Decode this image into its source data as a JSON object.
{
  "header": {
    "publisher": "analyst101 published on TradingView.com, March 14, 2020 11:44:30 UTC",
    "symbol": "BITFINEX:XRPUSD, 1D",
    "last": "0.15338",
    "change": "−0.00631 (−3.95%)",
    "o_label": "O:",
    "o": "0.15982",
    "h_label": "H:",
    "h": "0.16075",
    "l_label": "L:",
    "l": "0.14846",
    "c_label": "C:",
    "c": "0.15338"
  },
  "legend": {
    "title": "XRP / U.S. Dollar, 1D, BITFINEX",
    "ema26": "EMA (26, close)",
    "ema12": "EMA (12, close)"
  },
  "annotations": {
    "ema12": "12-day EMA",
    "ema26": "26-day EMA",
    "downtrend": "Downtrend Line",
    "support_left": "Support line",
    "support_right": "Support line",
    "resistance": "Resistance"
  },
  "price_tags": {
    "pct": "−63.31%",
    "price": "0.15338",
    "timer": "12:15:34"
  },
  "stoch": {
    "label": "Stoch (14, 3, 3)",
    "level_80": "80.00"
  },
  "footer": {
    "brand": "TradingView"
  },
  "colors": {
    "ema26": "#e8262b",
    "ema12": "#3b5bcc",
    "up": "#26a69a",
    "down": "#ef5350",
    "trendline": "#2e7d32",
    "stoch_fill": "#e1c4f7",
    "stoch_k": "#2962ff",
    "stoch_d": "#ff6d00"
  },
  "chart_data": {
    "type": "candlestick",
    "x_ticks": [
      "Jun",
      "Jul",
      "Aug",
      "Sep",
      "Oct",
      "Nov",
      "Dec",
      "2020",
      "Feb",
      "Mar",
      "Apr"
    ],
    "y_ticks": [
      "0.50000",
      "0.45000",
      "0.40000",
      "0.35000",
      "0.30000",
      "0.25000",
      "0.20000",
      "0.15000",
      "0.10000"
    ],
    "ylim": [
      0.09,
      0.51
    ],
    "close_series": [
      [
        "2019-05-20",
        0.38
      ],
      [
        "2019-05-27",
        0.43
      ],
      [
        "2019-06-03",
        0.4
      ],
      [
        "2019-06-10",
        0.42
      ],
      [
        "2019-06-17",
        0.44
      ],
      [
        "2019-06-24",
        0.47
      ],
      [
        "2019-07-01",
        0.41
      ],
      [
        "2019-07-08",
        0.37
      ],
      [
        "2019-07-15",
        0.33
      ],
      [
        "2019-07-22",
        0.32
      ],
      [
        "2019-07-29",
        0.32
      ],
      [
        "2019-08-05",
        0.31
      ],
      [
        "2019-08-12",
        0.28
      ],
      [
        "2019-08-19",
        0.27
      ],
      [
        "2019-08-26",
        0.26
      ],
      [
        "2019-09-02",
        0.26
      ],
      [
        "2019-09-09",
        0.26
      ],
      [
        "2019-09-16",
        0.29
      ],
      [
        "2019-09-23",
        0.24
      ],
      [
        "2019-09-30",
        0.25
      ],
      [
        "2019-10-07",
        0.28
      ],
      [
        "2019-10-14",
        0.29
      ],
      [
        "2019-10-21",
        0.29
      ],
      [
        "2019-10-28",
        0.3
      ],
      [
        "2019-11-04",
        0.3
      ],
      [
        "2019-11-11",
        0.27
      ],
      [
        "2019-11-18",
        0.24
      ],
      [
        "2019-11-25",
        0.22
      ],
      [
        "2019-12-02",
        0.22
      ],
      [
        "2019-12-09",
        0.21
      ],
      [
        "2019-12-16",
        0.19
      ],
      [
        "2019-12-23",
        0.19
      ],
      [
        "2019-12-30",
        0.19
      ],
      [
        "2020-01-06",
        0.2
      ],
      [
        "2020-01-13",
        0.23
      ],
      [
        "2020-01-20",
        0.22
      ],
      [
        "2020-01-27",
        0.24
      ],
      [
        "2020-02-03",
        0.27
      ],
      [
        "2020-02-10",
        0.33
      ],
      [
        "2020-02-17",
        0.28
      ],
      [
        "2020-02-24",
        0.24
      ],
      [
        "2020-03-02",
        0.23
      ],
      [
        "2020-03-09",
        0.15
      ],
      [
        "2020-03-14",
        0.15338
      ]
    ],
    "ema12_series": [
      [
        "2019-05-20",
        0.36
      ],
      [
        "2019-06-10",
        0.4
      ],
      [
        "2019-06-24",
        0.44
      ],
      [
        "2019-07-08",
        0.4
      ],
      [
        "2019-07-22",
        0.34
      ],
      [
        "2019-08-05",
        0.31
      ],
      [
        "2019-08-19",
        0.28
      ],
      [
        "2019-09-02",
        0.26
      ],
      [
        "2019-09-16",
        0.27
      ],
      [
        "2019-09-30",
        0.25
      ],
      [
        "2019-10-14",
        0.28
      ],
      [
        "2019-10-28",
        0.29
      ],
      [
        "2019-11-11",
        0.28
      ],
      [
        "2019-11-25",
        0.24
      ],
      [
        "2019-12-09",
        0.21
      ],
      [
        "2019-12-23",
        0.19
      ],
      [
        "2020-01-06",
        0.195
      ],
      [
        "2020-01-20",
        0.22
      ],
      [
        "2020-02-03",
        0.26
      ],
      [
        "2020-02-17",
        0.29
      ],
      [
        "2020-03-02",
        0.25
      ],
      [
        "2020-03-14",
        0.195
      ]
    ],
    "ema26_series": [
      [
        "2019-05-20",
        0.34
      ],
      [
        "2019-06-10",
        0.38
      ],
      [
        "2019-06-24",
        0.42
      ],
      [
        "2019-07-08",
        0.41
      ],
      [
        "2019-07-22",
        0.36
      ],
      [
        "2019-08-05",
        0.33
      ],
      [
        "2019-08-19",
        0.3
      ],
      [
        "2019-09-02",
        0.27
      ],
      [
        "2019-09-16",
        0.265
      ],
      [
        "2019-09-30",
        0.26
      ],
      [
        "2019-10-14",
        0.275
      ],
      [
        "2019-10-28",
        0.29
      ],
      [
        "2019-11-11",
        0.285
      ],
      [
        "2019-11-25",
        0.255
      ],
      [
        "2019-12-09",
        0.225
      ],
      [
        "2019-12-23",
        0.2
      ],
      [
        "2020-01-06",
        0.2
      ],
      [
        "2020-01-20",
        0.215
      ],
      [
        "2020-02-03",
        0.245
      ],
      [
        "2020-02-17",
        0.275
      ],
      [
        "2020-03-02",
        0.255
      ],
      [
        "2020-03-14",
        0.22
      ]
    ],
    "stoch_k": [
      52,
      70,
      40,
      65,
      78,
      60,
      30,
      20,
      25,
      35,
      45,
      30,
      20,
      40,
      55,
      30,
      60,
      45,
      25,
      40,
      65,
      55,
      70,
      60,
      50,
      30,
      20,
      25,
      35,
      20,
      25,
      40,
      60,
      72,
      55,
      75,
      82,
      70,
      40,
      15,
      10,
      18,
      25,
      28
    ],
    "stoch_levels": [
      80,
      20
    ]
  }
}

--- --- ---

→ STATED GOAL: All lines above with "BITFINEX" in them should be returned.

→ THE RESULT:
    "symbol": "BITFINEX:XRPUSD, 1D",
    "title": "XRP / U.S. Dollar, 1D, BITFINEX",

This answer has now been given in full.